• WHAT TO WORK ON
In the entries below, identify every line with the string "nrwl" and copy it.

• THE INPUT

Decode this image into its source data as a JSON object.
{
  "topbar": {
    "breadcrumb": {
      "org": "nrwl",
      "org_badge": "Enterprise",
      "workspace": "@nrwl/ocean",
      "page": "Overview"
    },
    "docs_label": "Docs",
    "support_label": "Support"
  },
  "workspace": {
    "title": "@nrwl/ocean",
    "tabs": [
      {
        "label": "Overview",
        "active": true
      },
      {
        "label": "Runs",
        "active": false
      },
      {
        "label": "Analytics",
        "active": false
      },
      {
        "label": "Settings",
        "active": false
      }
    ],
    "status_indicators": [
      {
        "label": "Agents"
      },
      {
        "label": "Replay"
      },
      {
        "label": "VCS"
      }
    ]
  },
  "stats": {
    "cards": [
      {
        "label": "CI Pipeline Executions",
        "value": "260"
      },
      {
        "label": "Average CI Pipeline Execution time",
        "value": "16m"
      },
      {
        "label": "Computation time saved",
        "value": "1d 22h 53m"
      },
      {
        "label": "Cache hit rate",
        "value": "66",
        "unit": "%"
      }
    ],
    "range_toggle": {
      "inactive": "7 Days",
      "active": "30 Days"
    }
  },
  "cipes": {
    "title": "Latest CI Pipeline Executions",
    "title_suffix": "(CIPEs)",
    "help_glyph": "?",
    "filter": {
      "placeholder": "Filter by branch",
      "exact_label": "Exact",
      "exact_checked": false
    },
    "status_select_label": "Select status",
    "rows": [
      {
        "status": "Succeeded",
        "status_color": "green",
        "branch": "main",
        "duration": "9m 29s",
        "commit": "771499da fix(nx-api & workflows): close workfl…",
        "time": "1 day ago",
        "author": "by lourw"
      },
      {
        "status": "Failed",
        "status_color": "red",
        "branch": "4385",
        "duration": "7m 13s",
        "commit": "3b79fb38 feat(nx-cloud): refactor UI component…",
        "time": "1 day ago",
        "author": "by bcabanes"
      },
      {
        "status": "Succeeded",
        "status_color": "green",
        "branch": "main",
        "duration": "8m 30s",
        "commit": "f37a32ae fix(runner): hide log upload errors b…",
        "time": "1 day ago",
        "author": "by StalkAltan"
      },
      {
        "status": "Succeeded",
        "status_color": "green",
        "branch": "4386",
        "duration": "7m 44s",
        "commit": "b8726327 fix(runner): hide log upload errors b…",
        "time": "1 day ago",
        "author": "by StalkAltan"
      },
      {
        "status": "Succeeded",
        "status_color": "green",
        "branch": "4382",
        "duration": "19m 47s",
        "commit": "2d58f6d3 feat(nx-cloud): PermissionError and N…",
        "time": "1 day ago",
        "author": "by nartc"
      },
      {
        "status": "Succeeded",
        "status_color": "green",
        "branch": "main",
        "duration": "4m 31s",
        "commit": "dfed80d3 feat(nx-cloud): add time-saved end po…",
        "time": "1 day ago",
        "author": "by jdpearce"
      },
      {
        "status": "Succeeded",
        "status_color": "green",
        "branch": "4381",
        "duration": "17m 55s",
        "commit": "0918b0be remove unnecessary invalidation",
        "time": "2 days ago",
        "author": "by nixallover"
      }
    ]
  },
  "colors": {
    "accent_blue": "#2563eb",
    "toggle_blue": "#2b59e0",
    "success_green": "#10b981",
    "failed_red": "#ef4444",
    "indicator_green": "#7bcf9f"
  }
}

• WRITTEN SOLUTION
      "org": "nrwl",
      "workspace": "@nrwl/ocean",
    "title": "@nrwl/ocean",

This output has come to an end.